(Stored records)

■ ■ ■ ■ ■ ■ ■

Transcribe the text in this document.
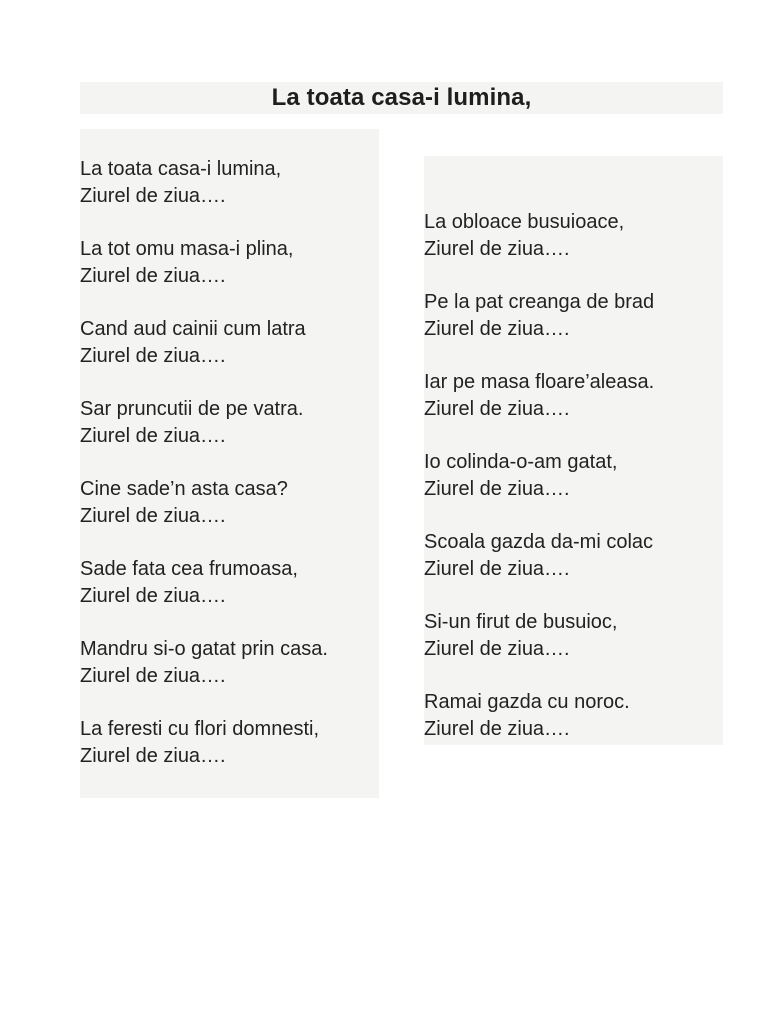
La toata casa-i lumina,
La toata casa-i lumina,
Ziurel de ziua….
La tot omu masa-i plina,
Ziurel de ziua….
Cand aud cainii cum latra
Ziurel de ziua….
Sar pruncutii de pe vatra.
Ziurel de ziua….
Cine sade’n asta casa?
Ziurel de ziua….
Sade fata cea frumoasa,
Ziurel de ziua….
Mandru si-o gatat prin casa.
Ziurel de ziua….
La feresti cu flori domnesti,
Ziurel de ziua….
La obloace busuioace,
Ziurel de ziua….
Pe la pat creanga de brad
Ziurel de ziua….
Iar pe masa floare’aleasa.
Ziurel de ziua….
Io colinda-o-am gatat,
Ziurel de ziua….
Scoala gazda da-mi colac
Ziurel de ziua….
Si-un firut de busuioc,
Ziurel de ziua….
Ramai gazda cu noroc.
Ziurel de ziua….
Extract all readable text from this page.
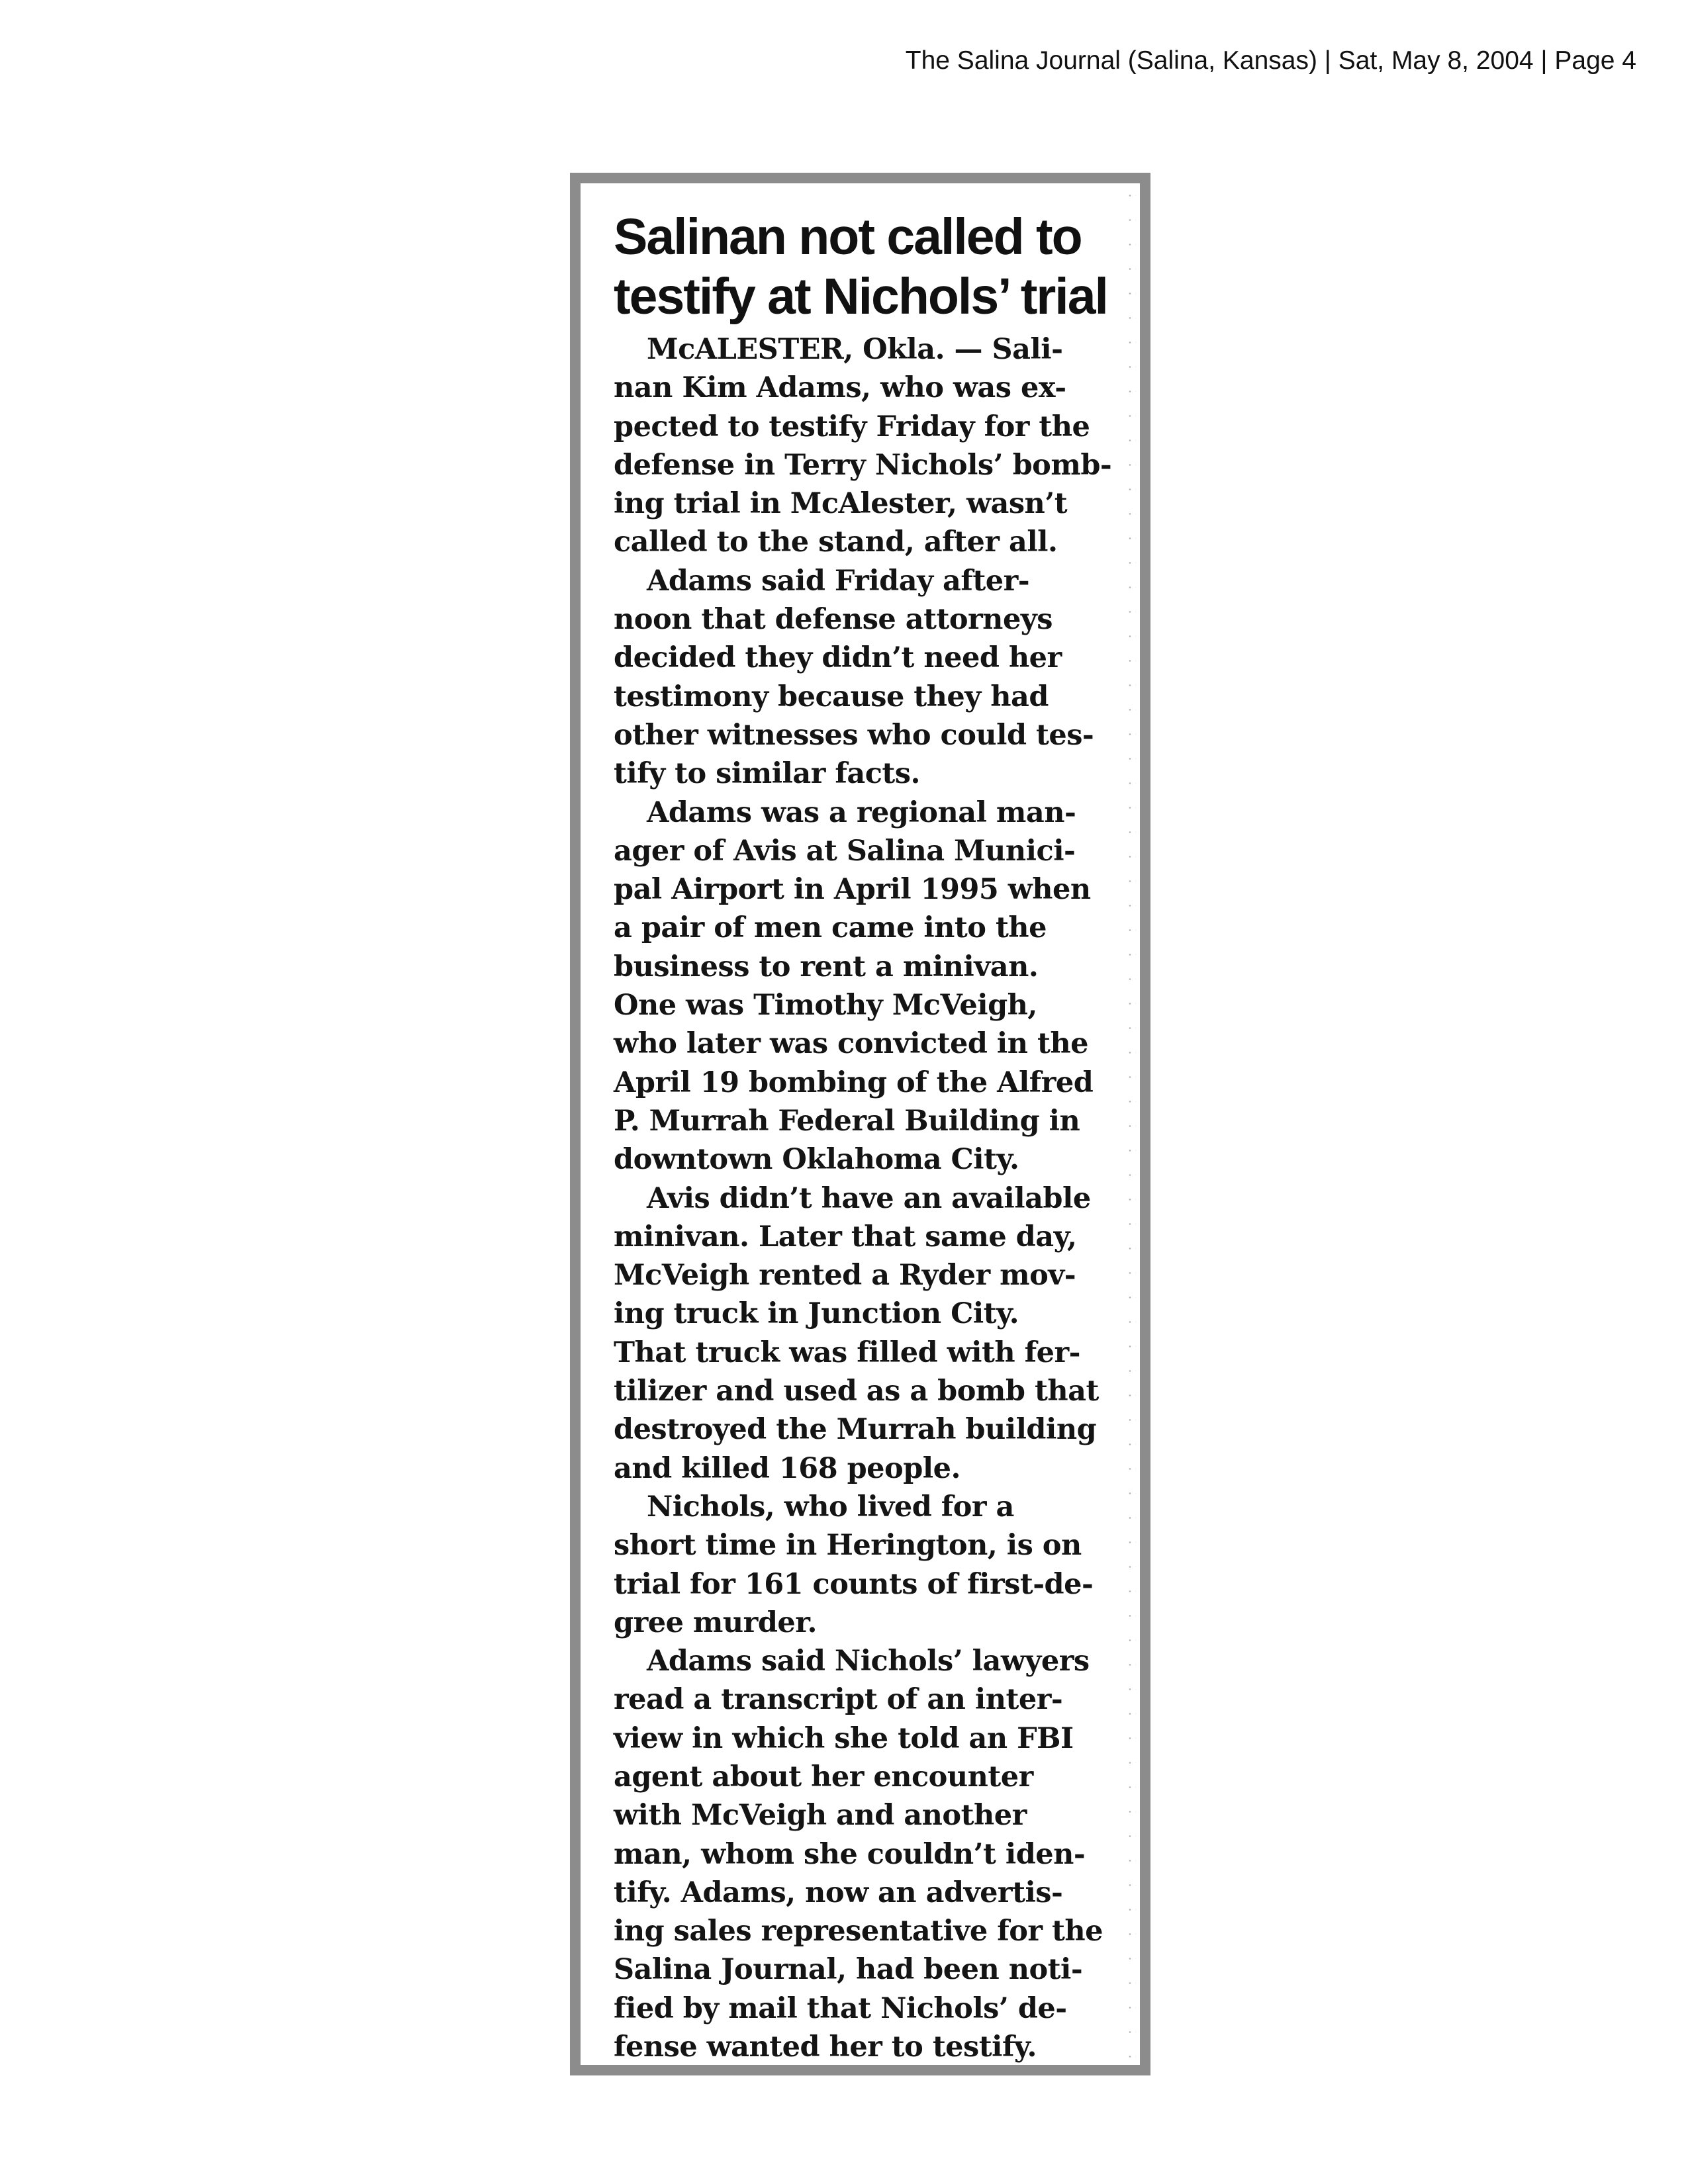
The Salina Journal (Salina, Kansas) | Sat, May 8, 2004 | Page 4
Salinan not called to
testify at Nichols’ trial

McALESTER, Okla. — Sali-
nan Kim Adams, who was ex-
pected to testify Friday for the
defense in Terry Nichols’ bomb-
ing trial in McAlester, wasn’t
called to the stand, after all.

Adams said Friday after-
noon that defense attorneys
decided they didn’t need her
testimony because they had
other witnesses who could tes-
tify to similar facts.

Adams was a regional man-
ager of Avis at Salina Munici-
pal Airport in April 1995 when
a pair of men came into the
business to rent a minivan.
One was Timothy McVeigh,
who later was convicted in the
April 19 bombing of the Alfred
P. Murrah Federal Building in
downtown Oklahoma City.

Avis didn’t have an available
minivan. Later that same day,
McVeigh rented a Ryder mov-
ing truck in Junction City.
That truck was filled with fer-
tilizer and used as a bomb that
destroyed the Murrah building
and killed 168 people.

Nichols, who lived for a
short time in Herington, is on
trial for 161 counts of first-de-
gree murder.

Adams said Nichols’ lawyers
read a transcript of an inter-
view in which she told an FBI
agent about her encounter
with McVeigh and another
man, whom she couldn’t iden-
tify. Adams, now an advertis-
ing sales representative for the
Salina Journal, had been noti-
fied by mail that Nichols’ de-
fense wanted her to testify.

■ ■ ■ ■ ■ ■ ■

• PROBLEM TO SOLVE
Copy each line from the data above that includes "they".

• RESULT
decided they didn’t need her
testimony because they had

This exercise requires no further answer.